***** PROVIDED DATA *****

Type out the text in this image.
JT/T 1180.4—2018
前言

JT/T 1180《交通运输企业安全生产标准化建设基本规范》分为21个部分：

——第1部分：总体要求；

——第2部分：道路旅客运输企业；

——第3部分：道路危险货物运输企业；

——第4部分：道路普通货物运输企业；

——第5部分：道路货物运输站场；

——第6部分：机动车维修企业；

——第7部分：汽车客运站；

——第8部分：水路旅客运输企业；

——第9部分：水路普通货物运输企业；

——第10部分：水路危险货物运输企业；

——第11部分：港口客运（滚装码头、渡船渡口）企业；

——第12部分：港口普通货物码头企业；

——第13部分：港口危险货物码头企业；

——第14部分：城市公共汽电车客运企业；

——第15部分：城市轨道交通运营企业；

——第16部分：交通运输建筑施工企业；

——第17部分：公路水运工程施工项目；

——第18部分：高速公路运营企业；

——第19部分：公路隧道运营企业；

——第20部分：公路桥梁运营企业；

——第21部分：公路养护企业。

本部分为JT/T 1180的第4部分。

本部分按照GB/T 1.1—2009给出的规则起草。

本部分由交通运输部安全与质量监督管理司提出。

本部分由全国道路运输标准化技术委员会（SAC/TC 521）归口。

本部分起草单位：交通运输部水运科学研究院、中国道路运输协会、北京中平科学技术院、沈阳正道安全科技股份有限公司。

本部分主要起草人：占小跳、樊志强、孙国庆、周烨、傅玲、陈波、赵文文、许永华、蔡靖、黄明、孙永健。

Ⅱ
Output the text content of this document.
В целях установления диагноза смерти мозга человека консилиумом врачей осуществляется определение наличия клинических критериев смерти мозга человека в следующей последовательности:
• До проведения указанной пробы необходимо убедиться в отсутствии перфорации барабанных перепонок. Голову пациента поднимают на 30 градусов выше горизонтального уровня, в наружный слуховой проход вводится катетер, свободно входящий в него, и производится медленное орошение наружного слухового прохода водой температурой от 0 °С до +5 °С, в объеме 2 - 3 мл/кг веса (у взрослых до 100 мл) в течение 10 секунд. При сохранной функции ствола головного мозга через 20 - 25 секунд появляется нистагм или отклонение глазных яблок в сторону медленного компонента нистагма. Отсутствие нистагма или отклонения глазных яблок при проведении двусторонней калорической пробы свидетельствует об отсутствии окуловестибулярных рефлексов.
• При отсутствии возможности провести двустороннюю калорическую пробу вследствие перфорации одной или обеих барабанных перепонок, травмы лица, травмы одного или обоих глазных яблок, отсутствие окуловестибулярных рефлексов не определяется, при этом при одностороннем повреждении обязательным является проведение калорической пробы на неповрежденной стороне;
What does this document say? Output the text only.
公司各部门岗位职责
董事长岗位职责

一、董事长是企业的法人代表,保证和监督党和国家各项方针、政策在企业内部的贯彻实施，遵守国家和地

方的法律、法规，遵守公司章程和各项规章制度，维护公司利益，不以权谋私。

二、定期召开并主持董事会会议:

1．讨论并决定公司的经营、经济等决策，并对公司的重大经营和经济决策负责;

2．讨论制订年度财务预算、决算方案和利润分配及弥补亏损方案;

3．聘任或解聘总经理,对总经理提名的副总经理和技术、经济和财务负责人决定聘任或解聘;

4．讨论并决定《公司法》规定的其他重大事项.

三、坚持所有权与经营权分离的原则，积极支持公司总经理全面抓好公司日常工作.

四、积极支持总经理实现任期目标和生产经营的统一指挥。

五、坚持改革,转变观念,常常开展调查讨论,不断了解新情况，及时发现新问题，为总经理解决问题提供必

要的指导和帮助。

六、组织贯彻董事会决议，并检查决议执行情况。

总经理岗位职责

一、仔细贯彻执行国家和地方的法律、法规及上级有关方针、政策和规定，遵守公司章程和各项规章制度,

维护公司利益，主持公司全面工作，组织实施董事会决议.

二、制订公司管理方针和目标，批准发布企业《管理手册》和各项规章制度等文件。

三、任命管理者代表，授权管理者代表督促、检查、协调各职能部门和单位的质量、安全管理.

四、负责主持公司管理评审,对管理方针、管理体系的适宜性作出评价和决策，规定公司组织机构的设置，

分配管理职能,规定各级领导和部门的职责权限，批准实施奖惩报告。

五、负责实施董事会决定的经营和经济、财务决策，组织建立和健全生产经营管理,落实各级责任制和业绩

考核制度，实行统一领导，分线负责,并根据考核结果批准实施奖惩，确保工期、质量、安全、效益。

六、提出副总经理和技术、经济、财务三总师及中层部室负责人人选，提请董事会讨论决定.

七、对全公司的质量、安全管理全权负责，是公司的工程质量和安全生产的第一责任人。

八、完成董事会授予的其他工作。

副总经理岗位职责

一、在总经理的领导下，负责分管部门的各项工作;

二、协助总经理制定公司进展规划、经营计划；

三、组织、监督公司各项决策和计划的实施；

*****

**EXERCISE REQUIREMENTS:** Give the data again, exactly as it stands.

**RESULT FOR THIS EXERCISE:**
Type out the text in this image.
JT/T 1180.4—2018
前言

JT/T 1180《交通运输企业安全生产标准化建设基本规范》分为21个部分：

——第1部分：总体要求；

——第2部分：道路旅客运输企业；

——第3部分：道路危险货物运输企业；

——第4部分：道路普通货物运输企业；

——第5部分：道路货物运输站场；

——第6部分：机动车维修企业；

——第7部分：汽车客运站；

——第8部分：水路旅客运输企业；

——第9部分：水路普通货物运输企业；

——第10部分：水路危险货物运输企业；

——第11部分：港口客运（滚装码头、渡船渡口）企业；

——第12部分：港口普通货物码头企业；

——第13部分：港口危险货物码头企业；

——第14部分：城市公共汽电车客运企业；

——第15部分：城市轨道交通运营企业；

——第16部分：交通运输建筑施工企业；

——第17部分：公路水运工程施工项目；

——第18部分：高速公路运营企业；

——第19部分：公路隧道运营企业；

——第20部分：公路桥梁运营企业；

——第21部分：公路养护企业。

本部分为JT/T 1180的第4部分。

本部分按照GB/T 1.1—2009给出的规则起草。

本部分由交通运输部安全与质量监督管理司提出。

本部分由全国道路运输标准化技术委员会（SAC/TC 521）归口。

本部分起草单位：交通运输部水运科学研究院、中国道路运输协会、北京中平科学技术院、沈阳正道安全科技股份有限公司。

本部分主要起草人：占小跳、樊志强、孙国庆、周烨、傅玲、陈波、赵文文、许永华、蔡靖、黄明、孙永健。

Ⅱ
Output the text content of this document.
В целях установления диагноза смерти мозга человека консилиумом врачей осуществляется определение наличия клинических критериев смерти мозга человека в следующей последовательности:
• До проведения указанной пробы необходимо убедиться в отсутствии перфорации барабанных перепонок. Голову пациента поднимают на 30 градусов выше горизонтального уровня, в наружный слуховой проход вводится катетер, свободно входящий в него, и производится медленное орошение наружного слухового прохода водой температурой от 0 °С до +5 °С, в объеме 2 - 3 мл/кг веса (у взрослых до 100 мл) в течение 10 секунд. При сохранной функции ствола головного мозга через 20 - 25 секунд появляется нистагм или отклонение глазных яблок в сторону медленного компонента нистагма. Отсутствие нистагма или отклонения глазных яблок при проведении двусторонней калорической пробы свидетельствует об отсутствии окуловестибулярных рефлексов.
• При отсутствии возможности провести двустороннюю калорическую пробу вследствие перфорации одной или обеих барабанных перепонок, травмы лица, травмы одного или обоих глазных яблок, отсутствие окуловестибулярных рефлексов не определяется, при этом при одностороннем повреждении обязательным является проведение калорической пробы на неповрежденной стороне;
What does this document say? Output the text only.
公司各部门岗位职责
董事长岗位职责

一、董事长是企业的法人代表,保证和监督党和国家各项方针、政策在企业内部的贯彻实施，遵守国家和地

方的法律、法规，遵守公司章程和各项规章制度，维护公司利益，不以权谋私。

二、定期召开并主持董事会会议:

1．讨论并决定公司的经营、经济等决策，并对公司的重大经营和经济决策负责;

2．讨论制订年度财务预算、决算方案和利润分配及弥补亏损方案;

3．聘任或解聘总经理,对总经理提名的副总经理和技术、经济和财务负责人决定聘任或解聘;

4．讨论并决定《公司法》规定的其他重大事项.

三、坚持所有权与经营权分离的原则，积极支持公司总经理全面抓好公司日常工作.

四、积极支持总经理实现任期目标和生产经营的统一指挥。

五、坚持改革,转变观念,常常开展调查讨论,不断了解新情况，及时发现新问题，为总经理解决问题提供必

要的指导和帮助。

六、组织贯彻董事会决议，并检查决议执行情况。

总经理岗位职责

一、仔细贯彻执行国家和地方的法律、法规及上级有关方针、政策和规定，遵守公司章程和各项规章制度,

维护公司利益，主持公司全面工作，组织实施董事会决议.

二、制订公司管理方针和目标，批准发布企业《管理手册》和各项规章制度等文件。

三、任命管理者代表，授权管理者代表督促、检查、协调各职能部门和单位的质量、安全管理.

四、负责主持公司管理评审,对管理方针、管理体系的适宜性作出评价和决策，规定公司组织机构的设置，

分配管理职能,规定各级领导和部门的职责权限，批准实施奖惩报告。

五、负责实施董事会决定的经营和经济、财务决策，组织建立和健全生产经营管理,落实各级责任制和业绩

考核制度，实行统一领导，分线负责,并根据考核结果批准实施奖惩，确保工期、质量、安全、效益。

六、提出副总经理和技术、经济、财务三总师及中层部室负责人人选，提请董事会讨论决定.

七、对全公司的质量、安全管理全权负责，是公司的工程质量和安全生产的第一责任人。

八、完成董事会授予的其他工作。

副总经理岗位职责

一、在总经理的领导下，负责分管部门的各项工作;

二、协助总经理制定公司进展规划、经营计划；

三、组织、监督公司各项决策和计划的实施；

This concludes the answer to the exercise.